RECORDS FOR THE TASK:
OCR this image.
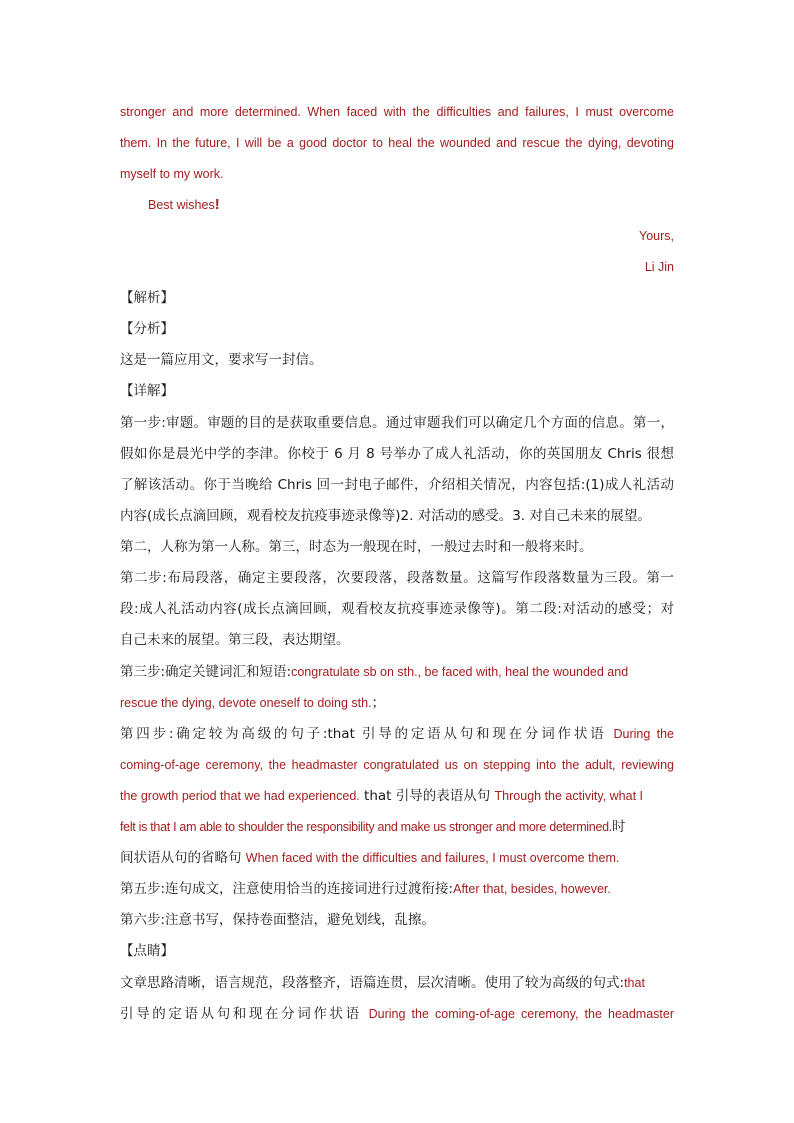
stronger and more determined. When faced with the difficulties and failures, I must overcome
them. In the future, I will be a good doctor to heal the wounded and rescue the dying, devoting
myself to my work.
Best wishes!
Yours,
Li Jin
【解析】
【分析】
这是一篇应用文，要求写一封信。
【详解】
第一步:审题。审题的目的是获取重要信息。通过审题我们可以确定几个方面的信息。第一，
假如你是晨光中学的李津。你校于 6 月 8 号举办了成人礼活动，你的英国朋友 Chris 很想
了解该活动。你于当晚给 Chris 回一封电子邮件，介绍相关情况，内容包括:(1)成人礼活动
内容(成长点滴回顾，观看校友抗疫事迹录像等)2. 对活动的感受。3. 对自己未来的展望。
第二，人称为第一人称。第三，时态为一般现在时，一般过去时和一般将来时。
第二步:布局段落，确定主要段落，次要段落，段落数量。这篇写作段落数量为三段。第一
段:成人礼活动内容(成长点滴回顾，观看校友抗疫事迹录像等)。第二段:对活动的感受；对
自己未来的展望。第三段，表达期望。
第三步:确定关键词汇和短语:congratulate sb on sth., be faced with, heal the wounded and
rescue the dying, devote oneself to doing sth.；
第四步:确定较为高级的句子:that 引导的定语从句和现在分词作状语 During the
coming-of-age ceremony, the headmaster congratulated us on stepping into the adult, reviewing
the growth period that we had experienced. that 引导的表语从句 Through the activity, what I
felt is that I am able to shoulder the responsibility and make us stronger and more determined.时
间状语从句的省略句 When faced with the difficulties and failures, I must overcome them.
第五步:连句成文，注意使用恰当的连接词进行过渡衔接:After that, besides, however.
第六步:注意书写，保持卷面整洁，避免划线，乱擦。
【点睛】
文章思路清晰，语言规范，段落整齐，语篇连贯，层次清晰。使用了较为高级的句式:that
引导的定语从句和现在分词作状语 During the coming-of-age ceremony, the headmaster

...

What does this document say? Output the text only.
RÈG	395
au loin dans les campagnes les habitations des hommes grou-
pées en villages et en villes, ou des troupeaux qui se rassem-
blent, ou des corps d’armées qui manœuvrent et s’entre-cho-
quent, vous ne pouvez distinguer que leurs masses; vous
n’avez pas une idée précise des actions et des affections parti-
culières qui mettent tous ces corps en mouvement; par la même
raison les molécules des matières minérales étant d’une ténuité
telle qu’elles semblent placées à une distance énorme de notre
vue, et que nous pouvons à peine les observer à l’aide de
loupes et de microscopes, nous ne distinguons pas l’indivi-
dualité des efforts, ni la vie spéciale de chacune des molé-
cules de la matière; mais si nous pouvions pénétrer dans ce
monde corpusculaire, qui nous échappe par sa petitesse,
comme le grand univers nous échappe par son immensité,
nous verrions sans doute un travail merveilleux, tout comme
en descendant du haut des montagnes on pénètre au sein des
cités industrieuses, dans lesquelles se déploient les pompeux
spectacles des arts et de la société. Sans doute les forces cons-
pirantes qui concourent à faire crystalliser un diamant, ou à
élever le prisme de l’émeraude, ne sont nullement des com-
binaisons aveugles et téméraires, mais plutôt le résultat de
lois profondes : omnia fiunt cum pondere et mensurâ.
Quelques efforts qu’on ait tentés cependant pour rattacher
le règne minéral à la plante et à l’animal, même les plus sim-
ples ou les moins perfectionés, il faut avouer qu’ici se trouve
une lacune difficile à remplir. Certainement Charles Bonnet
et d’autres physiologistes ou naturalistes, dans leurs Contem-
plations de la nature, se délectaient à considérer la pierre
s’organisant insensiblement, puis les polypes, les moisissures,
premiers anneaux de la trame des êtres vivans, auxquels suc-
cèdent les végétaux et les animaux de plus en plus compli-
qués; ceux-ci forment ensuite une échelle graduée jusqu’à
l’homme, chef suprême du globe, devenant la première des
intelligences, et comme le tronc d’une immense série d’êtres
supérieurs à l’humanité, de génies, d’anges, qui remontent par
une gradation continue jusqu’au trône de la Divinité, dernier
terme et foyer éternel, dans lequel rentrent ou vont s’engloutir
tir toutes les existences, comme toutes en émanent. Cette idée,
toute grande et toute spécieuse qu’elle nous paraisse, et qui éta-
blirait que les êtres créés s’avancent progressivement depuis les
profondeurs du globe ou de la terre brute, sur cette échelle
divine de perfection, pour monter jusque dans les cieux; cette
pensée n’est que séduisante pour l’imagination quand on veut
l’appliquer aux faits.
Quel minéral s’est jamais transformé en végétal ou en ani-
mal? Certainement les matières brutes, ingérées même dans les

WHAT NEEDS TO BE DONE:
Which lines of the data include "corps"? Copy each of them.

WRITTEN SOLUTION:
blent, ou des corps d’armées qui manœuvrent et s’entre-cho-
culières qui mettent tous ces corps en mouvement; par la même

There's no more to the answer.